DATA UNDER STUDY START

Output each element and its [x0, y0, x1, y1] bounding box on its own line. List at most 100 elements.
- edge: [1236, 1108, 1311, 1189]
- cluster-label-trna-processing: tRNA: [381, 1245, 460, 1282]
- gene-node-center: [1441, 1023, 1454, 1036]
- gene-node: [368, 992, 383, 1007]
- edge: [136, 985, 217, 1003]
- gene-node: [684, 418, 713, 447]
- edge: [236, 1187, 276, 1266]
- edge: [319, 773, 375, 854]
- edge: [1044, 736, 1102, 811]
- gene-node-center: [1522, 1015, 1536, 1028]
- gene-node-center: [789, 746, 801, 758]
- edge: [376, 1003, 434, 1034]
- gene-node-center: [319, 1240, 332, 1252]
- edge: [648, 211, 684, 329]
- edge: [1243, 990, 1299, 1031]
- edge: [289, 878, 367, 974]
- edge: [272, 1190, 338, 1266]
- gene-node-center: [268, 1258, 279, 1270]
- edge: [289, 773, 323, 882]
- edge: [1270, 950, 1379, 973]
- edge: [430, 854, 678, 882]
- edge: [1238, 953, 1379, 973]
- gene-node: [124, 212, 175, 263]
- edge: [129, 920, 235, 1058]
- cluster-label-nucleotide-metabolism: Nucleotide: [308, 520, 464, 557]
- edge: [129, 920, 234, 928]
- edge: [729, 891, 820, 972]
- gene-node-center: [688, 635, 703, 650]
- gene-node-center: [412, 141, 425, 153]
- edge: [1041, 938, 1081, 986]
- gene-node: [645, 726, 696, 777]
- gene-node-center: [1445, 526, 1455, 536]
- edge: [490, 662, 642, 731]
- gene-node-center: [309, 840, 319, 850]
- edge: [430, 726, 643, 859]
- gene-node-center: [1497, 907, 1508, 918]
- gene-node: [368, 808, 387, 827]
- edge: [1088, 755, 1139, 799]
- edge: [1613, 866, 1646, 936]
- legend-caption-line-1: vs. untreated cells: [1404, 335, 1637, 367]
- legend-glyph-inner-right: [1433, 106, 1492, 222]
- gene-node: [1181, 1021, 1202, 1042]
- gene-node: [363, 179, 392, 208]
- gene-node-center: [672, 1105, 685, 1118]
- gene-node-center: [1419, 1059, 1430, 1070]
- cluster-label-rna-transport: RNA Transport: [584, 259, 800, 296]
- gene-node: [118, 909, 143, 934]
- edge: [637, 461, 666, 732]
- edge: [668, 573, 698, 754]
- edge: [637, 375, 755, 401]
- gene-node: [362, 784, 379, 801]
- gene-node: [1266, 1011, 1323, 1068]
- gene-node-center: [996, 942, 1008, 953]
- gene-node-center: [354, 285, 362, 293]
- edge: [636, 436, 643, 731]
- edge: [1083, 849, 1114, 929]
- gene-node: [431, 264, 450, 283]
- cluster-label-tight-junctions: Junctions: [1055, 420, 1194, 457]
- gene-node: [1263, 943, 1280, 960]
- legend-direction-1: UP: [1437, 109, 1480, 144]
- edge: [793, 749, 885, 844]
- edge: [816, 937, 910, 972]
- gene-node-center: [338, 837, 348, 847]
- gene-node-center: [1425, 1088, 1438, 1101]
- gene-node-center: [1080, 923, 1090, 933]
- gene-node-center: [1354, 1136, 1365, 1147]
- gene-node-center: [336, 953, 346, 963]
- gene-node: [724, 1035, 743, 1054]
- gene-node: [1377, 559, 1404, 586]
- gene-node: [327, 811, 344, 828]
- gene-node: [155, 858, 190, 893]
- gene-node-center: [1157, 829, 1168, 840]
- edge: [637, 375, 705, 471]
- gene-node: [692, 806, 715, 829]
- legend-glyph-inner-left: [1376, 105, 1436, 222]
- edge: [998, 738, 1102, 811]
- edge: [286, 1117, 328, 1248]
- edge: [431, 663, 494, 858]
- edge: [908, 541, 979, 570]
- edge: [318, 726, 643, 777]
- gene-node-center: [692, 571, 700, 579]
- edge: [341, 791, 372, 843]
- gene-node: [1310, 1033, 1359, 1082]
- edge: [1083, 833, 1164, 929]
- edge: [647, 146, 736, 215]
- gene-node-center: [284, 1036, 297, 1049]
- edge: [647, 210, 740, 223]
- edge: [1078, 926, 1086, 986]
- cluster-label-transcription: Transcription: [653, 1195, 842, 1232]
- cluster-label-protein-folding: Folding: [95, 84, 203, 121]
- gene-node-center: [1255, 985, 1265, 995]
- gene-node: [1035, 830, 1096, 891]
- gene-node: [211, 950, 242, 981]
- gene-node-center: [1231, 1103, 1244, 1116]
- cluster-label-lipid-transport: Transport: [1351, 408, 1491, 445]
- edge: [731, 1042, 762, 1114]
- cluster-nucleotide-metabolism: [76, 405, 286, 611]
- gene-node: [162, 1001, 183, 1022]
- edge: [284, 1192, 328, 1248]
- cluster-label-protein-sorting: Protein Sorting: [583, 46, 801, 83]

DATA UNDER STUDY END

**TASK DESCRIPTION:**
Which lines above hold the string "protein"? Please copy all of them.

**EXERCISE OUTPUT:**
- cluster-label-protein-folding: Folding: [95, 84, 203, 121]
- cluster-label-protein-sorting: Protein Sorting: [583, 46, 801, 83]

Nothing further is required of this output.